**MATERIAL SHOWN**
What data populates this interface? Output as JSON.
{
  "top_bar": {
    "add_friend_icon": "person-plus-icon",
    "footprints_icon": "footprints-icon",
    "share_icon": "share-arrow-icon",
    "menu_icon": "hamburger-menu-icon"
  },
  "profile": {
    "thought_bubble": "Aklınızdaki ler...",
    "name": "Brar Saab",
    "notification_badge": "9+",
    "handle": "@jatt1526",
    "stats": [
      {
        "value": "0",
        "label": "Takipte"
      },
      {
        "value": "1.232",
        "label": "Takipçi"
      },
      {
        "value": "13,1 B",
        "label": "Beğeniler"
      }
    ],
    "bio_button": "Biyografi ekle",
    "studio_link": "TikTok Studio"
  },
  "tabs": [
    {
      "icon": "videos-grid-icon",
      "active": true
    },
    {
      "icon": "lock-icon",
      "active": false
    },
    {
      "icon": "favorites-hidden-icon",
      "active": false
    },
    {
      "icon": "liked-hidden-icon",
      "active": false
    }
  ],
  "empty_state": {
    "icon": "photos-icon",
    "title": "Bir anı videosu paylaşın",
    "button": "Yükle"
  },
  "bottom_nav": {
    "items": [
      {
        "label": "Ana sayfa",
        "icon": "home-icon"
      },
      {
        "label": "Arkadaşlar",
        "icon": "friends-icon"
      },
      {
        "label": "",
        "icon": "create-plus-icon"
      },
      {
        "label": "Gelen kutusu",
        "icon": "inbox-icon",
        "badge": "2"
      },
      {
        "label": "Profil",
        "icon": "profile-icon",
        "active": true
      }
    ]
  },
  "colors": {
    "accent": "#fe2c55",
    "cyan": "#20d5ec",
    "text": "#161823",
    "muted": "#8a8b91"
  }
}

**AIM OF THE EXERCISE**
Restate each entry exactly, skipping none.

**EXERCISE RESPONSE**
What data populates this interface? Output as JSON.
{
  "top_bar": {
    "add_friend_icon": "person-plus-icon",
    "footprints_icon": "footprints-icon",
    "share_icon": "share-arrow-icon",
    "menu_icon": "hamburger-menu-icon"
  },
  "profile": {
    "thought_bubble": "Aklınızdaki ler...",
    "name": "Brar Saab",
    "notification_badge": "9+",
    "handle": "@jatt1526",
    "stats": [
      {
        "value": "0",
        "label": "Takipte"
      },
      {
        "value": "1.232",
        "label": "Takipçi"
      },
      {
        "value": "13,1 B",
        "label": "Beğeniler"
      }
    ],
    "bio_button": "Biyografi ekle",
    "studio_link": "TikTok Studio"
  },
  "tabs": [
    {
      "icon": "videos-grid-icon",
      "active": true
    },
    {
      "icon": "lock-icon",
      "active": false
    },
    {
      "icon": "favorites-hidden-icon",
      "active": false
    },
    {
      "icon": "liked-hidden-icon",
      "active": false
    }
  ],
  "empty_state": {
    "icon": "photos-icon",
    "title": "Bir anı videosu paylaşın",
    "button": "Yükle"
  },
  "bottom_nav": {
    "items": [
      {
        "label": "Ana sayfa",
        "icon": "home-icon"
      },
      {
        "label": "Arkadaşlar",
        "icon": "friends-icon"
      },
      {
        "label": "",
        "icon": "create-plus-icon"
      },
      {
        "label": "Gelen kutusu",
        "icon": "inbox-icon",
        "badge": "2"
      },
      {
        "label": "Profil",
        "icon": "profile-icon",
        "active": true
      }
    ]
  },
  "colors": {
    "accent": "#fe2c55",
    "cyan": "#20d5ec",
    "text": "#161823",
    "muted": "#8a8b91"
  }
}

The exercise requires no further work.